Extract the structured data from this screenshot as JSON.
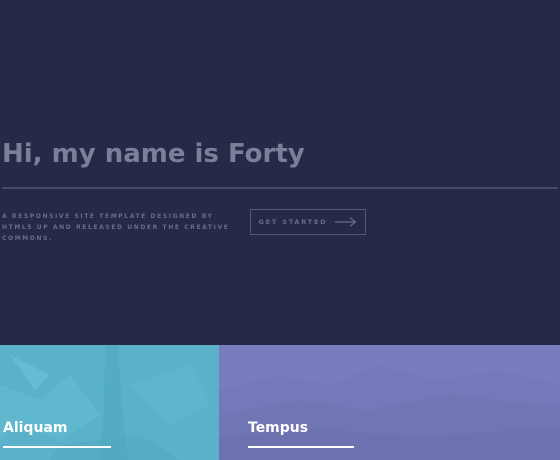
{
  "banner": {
    "title": "Hi, my name is Forty",
    "description": "A responsive site template designed by HTML5 UP and released under the Creative Commons.",
    "button_label": "Get Started"
  },
  "tiles": [
    {
      "title": "Aliquam",
      "color": "#5ab2ca"
    },
    {
      "title": "Tempus",
      "color": "#7a7dbd"
    }
  ],
  "colors": {
    "background": "#252a47",
    "title_text": "#7b7f99",
    "muted_text": "#696d88"
  },
  "icons": {
    "button_icon": "arrow-right-icon"
  }
}
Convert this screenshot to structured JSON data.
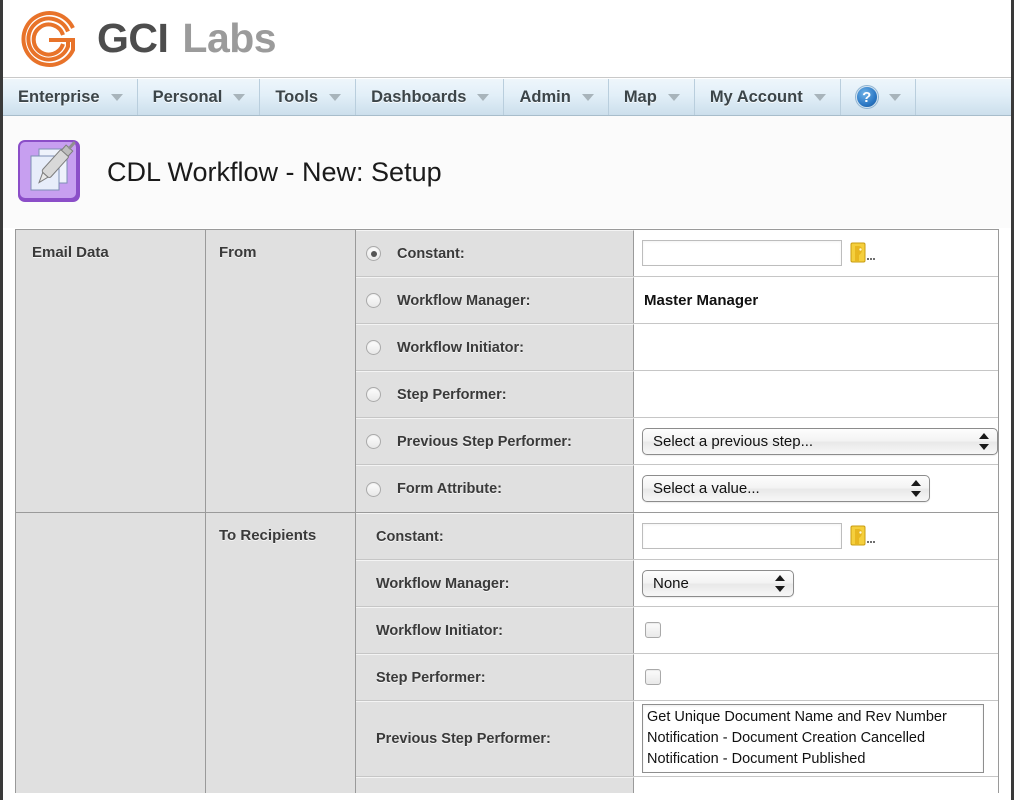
{
  "brand": {
    "logo_icon": "gci-concentric-g-logo",
    "name_primary": "GCI",
    "name_secondary": "Labs",
    "color_primary": "#4d4d4d",
    "color_secondary": "#9b9b9b",
    "logo_color": "#e8732a"
  },
  "nav": {
    "items": [
      {
        "label": "Enterprise",
        "icon": "chevron-down-icon"
      },
      {
        "label": "Personal",
        "icon": "chevron-down-icon"
      },
      {
        "label": "Tools",
        "icon": "chevron-down-icon"
      },
      {
        "label": "Dashboards",
        "icon": "chevron-down-icon"
      },
      {
        "label": "Admin",
        "icon": "chevron-down-icon"
      },
      {
        "label": "Map",
        "icon": "chevron-down-icon"
      },
      {
        "label": "My Account",
        "icon": "chevron-down-icon"
      }
    ],
    "help": {
      "label": "?",
      "icon": "help-circle-icon"
    }
  },
  "header": {
    "icon": "workflow-document-pen-icon",
    "title": "CDL Workflow - New: Setup"
  },
  "form": {
    "group_label": "Email Data",
    "sections": [
      {
        "label": "From",
        "rows": [
          {
            "name": "Constant:",
            "control": "text-with-picker",
            "value": "",
            "picker_icon": "contact-card-icon",
            "selected": true
          },
          {
            "name": "Workflow Manager:",
            "control": "static-text",
            "value": "Master Manager",
            "selected": false
          },
          {
            "name": "Workflow Initiator:",
            "control": "empty",
            "value": "",
            "selected": false
          },
          {
            "name": "Step Performer:",
            "control": "empty",
            "value": "",
            "selected": false
          },
          {
            "name": "Previous Step Performer:",
            "control": "select",
            "value": "Select a previous step...",
            "selected": false
          },
          {
            "name": "Form Attribute:",
            "control": "select",
            "value": "Select a value...",
            "selected": false
          }
        ]
      },
      {
        "label": "To Recipients",
        "rows": [
          {
            "name": "Constant:",
            "control": "text-with-picker",
            "value": "",
            "picker_icon": "contact-card-icon"
          },
          {
            "name": "Workflow Manager:",
            "control": "select",
            "value": "None"
          },
          {
            "name": "Workflow Initiator:",
            "control": "checkbox",
            "checked": false
          },
          {
            "name": "Step Performer:",
            "control": "checkbox",
            "checked": false
          },
          {
            "name": "Previous Step Performer:",
            "control": "listbox",
            "options": [
              "Get Unique Document Name and Rev Number",
              "Notification - Document Creation Cancelled",
              "Notification - Document Published"
            ]
          }
        ]
      }
    ]
  }
}
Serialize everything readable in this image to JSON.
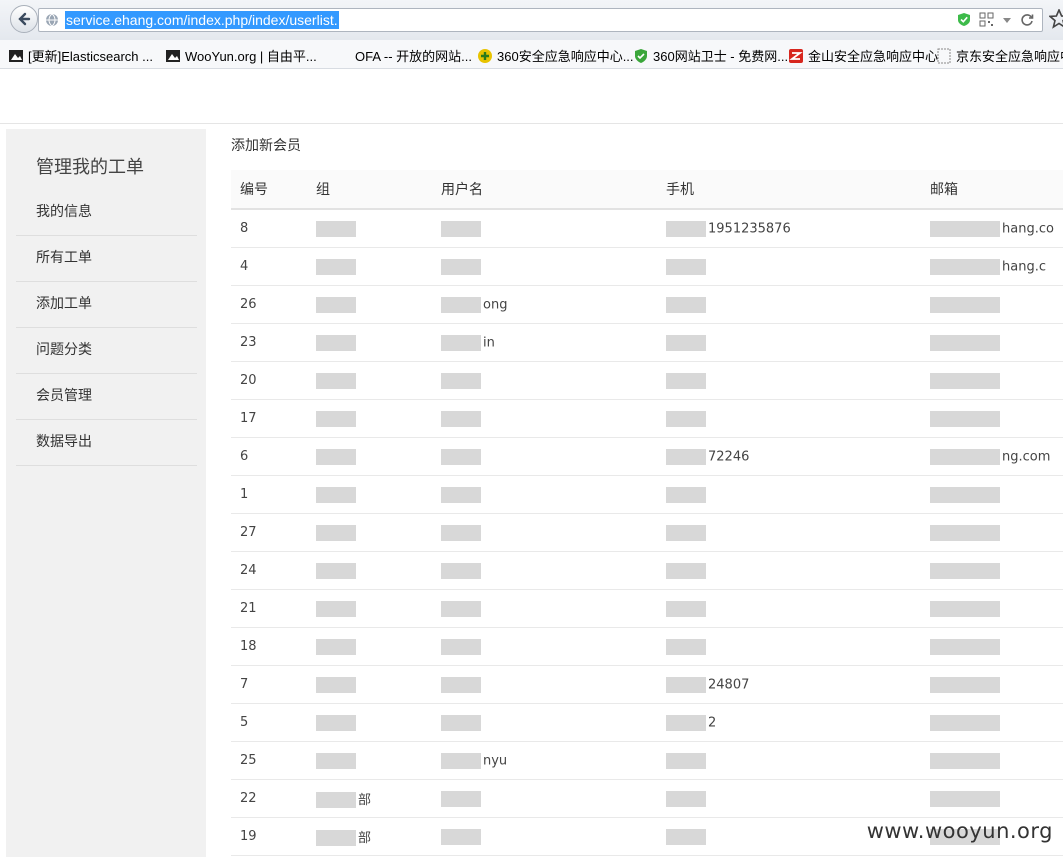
{
  "browser": {
    "url": "service.ehang.com/index.php/index/userlist.",
    "bookmarks": [
      {
        "label": "[更新]Elasticsearch ...",
        "icon": "bookmark-icon"
      },
      {
        "label": "WooYun.org | 自由平...",
        "icon": "wooyun-icon"
      },
      {
        "label": "OFA -- 开放的网站...",
        "icon": "bookmark-icon"
      },
      {
        "label": "360安全应急响应中心...",
        "icon": "360-icon"
      },
      {
        "label": "360网站卫士 - 免费网...",
        "icon": "shield-icon"
      },
      {
        "label": "金山安全应急响应中心",
        "icon": "kingsoft-icon"
      },
      {
        "label": "京东安全应急响应中",
        "icon": "page-icon"
      }
    ]
  },
  "sidebar": {
    "title": "管理我的工单",
    "items": [
      {
        "label": "我的信息"
      },
      {
        "label": "所有工单"
      },
      {
        "label": "添加工单"
      },
      {
        "label": "问题分类"
      },
      {
        "label": "会员管理"
      },
      {
        "label": "数据导出"
      }
    ]
  },
  "main": {
    "add_member": "添加新会员",
    "columns": [
      "编号",
      "组",
      "用户名",
      "手机",
      "邮箱"
    ],
    "rows": [
      {
        "id": "8",
        "group": "",
        "username": "",
        "phone": "1951235876",
        "email": "hang.co"
      },
      {
        "id": "4",
        "group": "",
        "username": "",
        "phone": "",
        "email": "hang.c"
      },
      {
        "id": "26",
        "group": "",
        "username": "ong",
        "phone": "",
        "email": ""
      },
      {
        "id": "23",
        "group": "",
        "username": "in",
        "phone": "",
        "email": ""
      },
      {
        "id": "20",
        "group": "",
        "username": "",
        "phone": "",
        "email": ""
      },
      {
        "id": "17",
        "group": "",
        "username": "",
        "phone": "",
        "email": ""
      },
      {
        "id": "6",
        "group": "",
        "username": "",
        "phone": "72246",
        "email": "ng.com"
      },
      {
        "id": "1",
        "group": "",
        "username": "",
        "phone": "",
        "email": ""
      },
      {
        "id": "27",
        "group": "",
        "username": "",
        "phone": "",
        "email": ""
      },
      {
        "id": "24",
        "group": "",
        "username": "",
        "phone": "",
        "email": ""
      },
      {
        "id": "21",
        "group": "",
        "username": "",
        "phone": "",
        "email": ""
      },
      {
        "id": "18",
        "group": "",
        "username": "",
        "phone": "",
        "email": ""
      },
      {
        "id": "7",
        "group": "",
        "username": "",
        "phone": "24807",
        "email": ""
      },
      {
        "id": "5",
        "group": "",
        "username": "",
        "phone": "2",
        "email": ""
      },
      {
        "id": "25",
        "group": "",
        "username": "nyu",
        "phone": "",
        "email": ""
      },
      {
        "id": "22",
        "group": "部",
        "username": "",
        "phone": "",
        "email": ""
      },
      {
        "id": "19",
        "group": "部",
        "username": "",
        "phone": "",
        "email": ""
      }
    ]
  },
  "watermark": "www.wooyun.org"
}
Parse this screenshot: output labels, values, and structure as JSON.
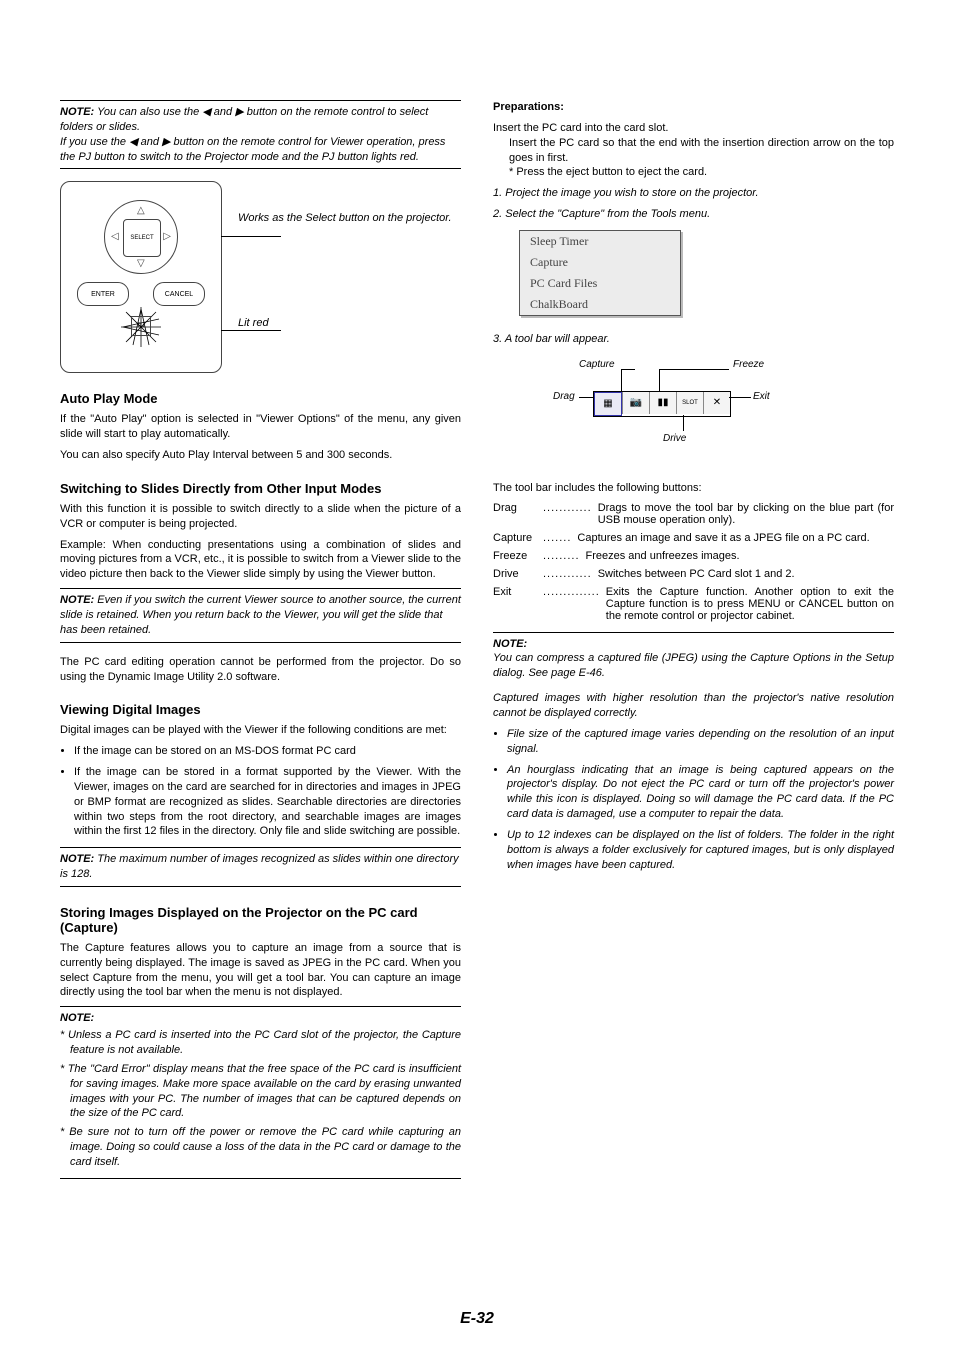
{
  "col1": {
    "note1": {
      "label": "NOTE:",
      "p1": "You can also use the ◀ and ▶ button on the remote control to select folders or slides.",
      "p2": "If you use the ◀ and ▶ button on the remote control for Viewer operation, press the PJ button to switch to the Projector mode and the PJ button lights red."
    },
    "remote": {
      "select": "SELECT",
      "enter": "ENTER",
      "cancel": "CANCEL",
      "pj": "PJ"
    },
    "fig_caption_1": "Works as the Select button on the projector.",
    "fig_caption_2": "Lit red",
    "h1": "Auto Play Mode",
    "p1a": "If the \"Auto Play\" option is selected in \"Viewer Options\" of the menu, any given slide will start to play automatically.",
    "p1b": "You can also specify Auto Play Interval between 5 and 300 seconds.",
    "h2": "Switching to Slides Directly from Other Input Modes",
    "p2a": "With this function it is possible to switch directly to a slide when the picture of a VCR or computer is being projected.",
    "p2b": "Example: When conducting presentations using a combination of slides and moving pictures from a VCR, etc., it is possible to switch from a Viewer slide to the video picture then back to the Viewer slide simply by using the Viewer button.",
    "note2": {
      "label": "NOTE:",
      "p": "Even if you switch the current Viewer source to another source, the current slide is retained. When you return back to the Viewer, you will get the slide that has been retained."
    },
    "p2c": "The PC card editing operation cannot be performed from the projector. Do so using the Dynamic Image Utility 2.0 software.",
    "h3": "Viewing Digital Images",
    "p3a": "Digital images can be played with the Viewer if the following conditions are met:",
    "bullets": [
      "If the image can be stored on an MS-DOS format PC card",
      "If the image can be stored in a format supported by the Viewer. With the Viewer, images on the card are searched for in directories and images in JPEG or BMP format are recognized as slides. Searchable directories are directories within two steps from the root directory, and searchable images are images within the first 12 files in the directory. Only file and slide switching are possible."
    ],
    "note3": {
      "label": "NOTE:",
      "p": "The maximum number of images recognized as slides within one directory is 128."
    },
    "h4": "Storing Images Displayed on the Projector on the PC card (Capture)",
    "p4a": "The Capture features allows you to capture an image from a source that is currently being displayed. The image is saved as JPEG in the PC card. When you select Capture from the menu, you will get a tool bar. You can capture an image directly using the tool bar when the menu is not displayed.",
    "note4": {
      "label": "NOTE:",
      "items": [
        "* Unless a PC card is inserted into the PC Card slot of the projector, the Capture feature is not available.",
        "* The \"Card Error\" display means that the free space of the PC card is insufficient for saving images. Make more space available on the card by erasing unwanted images with your PC. The number of images that can be captured depends on the size of the PC card.",
        "* Be sure not to turn off the power or remove the PC card while capturing an image. Doing so could cause a loss of the data in the PC card or damage to the card itself."
      ]
    }
  },
  "col2": {
    "prep_title": "Preparations:",
    "prep_p1": "Insert the PC card into the card slot.",
    "prep_p2": "Insert the PC card so that the end with the insertion direction arrow on the top goes in first.",
    "prep_p3": "* Press the eject button to eject the card.",
    "step1": "1. Project the image you wish to store on the projector.",
    "step2": "2. Select the \"Capture\" from the Tools menu.",
    "menu_items": [
      "Sleep Timer",
      "Capture",
      "PC Card Files",
      "ChalkBoard"
    ],
    "step3": "3. A tool bar will appear.",
    "toolbar": {
      "capture": "Capture",
      "drag": "Drag",
      "freeze": "Freeze",
      "exit": "Exit",
      "drive": "Drive",
      "btn_drag": "▦",
      "btn_capture": "📷",
      "btn_freeze": "▮▮",
      "btn_drive_label": "SLOT",
      "btn_exit": "✕"
    },
    "p_after_toolbar": "The tool bar includes the following buttons:",
    "defs": [
      {
        "key": "Drag",
        "dots": "............",
        "val": "Drags to move the tool bar by clicking on the blue part (for USB mouse operation only)."
      },
      {
        "key": "Capture",
        "dots": ".......",
        "val": "Captures an image and save it as a JPEG file on a PC card."
      },
      {
        "key": "Freeze",
        "dots": ".........",
        "val": "Freezes and unfreezes images."
      },
      {
        "key": "Drive",
        "dots": "............",
        "val": "Switches between PC Card slot 1 and 2."
      },
      {
        "key": "Exit",
        "dots": "..............",
        "val": "Exits the Capture function. Another option to exit the Capture function is to press MENU or CANCEL button on the remote control or projector cabinet."
      }
    ],
    "note5": {
      "label": "NOTE:",
      "p1": "You can compress a captured file (JPEG) using the Capture Options in the Setup dialog. See page E-46.",
      "p2": "Captured images with higher resolution than the projector's native resolution cannot be displayed correctly.",
      "bullets": [
        "File size of the captured image varies depending on the resolution of an input signal.",
        "An hourglass indicating that an image is being captured appears on the projector's display. Do not eject the PC card or turn off the projector's power while this icon is displayed. Doing so will damage the PC card data. If the PC card data is damaged, use a computer to repair the data.",
        "Up to 12 indexes can be displayed on the list of folders. The folder in the right bottom is always a folder exclusively for captured images, but is only displayed when images have been captured."
      ]
    }
  },
  "page_number": "E-32"
}
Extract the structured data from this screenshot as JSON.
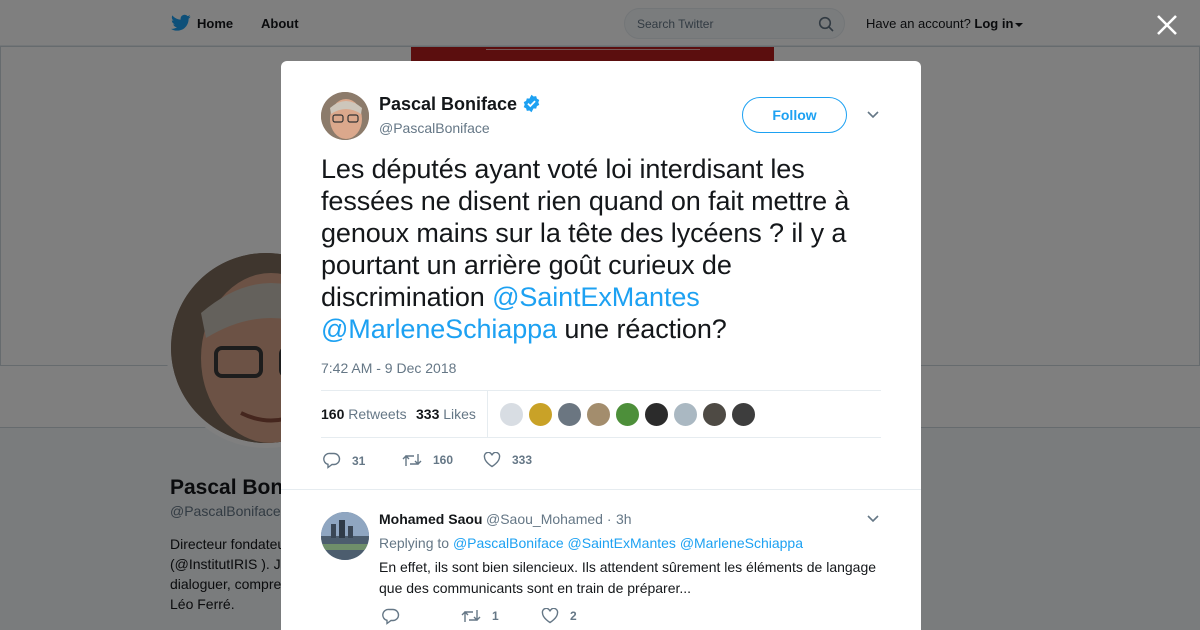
{
  "nav": {
    "home_label": "Home",
    "about_label": "About",
    "search_placeholder": "Search Twitter",
    "account_prompt": "Have an account?",
    "login_label": "Log in"
  },
  "background_profile": {
    "name": "Pascal Bon",
    "handle": "@PascalBoniface",
    "bio_lines": [
      "Directeur fondateu",
      "(@InstitutIRIS ). J",
      "dialoguer, compre",
      "Léo Ferré."
    ]
  },
  "tweet": {
    "author_name": "Pascal Boniface",
    "author_handle": "@PascalBoniface",
    "follow_label": "Follow",
    "text_before": "Les députés ayant voté loi interdisant les fessées ne disent rien quand on fait mettre à genoux mains sur la tête des lycéens ? il y a pourtant un arrière goût curieux de discrimination ",
    "mention_1": "@SaintExMantes",
    "mention_2": "@MarleneSchiappa",
    "text_after": " une réaction?",
    "timestamp": "7:42 AM - 9 Dec 2018",
    "retweets_count": "160",
    "retweets_label": "Retweets",
    "likes_count": "333",
    "likes_label": "Likes",
    "reply_action_count": "31",
    "retweet_action_count": "160",
    "like_action_count": "333"
  },
  "liker_avatar_colors": [
    "#d8dde3",
    "#c9a227",
    "#6b7681",
    "#a38d6d",
    "#4d8f3a",
    "#2b2b2b",
    "#aab8c2",
    "#4e4a44",
    "#3d3d3d"
  ],
  "reply": {
    "name": "Mohamed Saou",
    "handle": "@Saou_Mohamed",
    "separator": "·",
    "time": "3h",
    "replying_label": "Replying to",
    "replying_to": [
      "@PascalBoniface",
      "@SaintExMantes",
      "@MarleneSchiappa"
    ],
    "text": "En effet, ils sont bien silencieux. Ils attendent sûrement les éléments de langage que des communicants sont en train de préparer...",
    "retweet_count": "1",
    "like_count": "2"
  },
  "colors": {
    "accent": "#1da1f2",
    "text": "#14171a",
    "muted": "#657786",
    "banner_red": "#b71c1c"
  }
}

EXERCISE REQUIREMENTS: Within the listing above, work out how many lines contain the string "following", and reply with that number only.

TASK OUTPUT: 2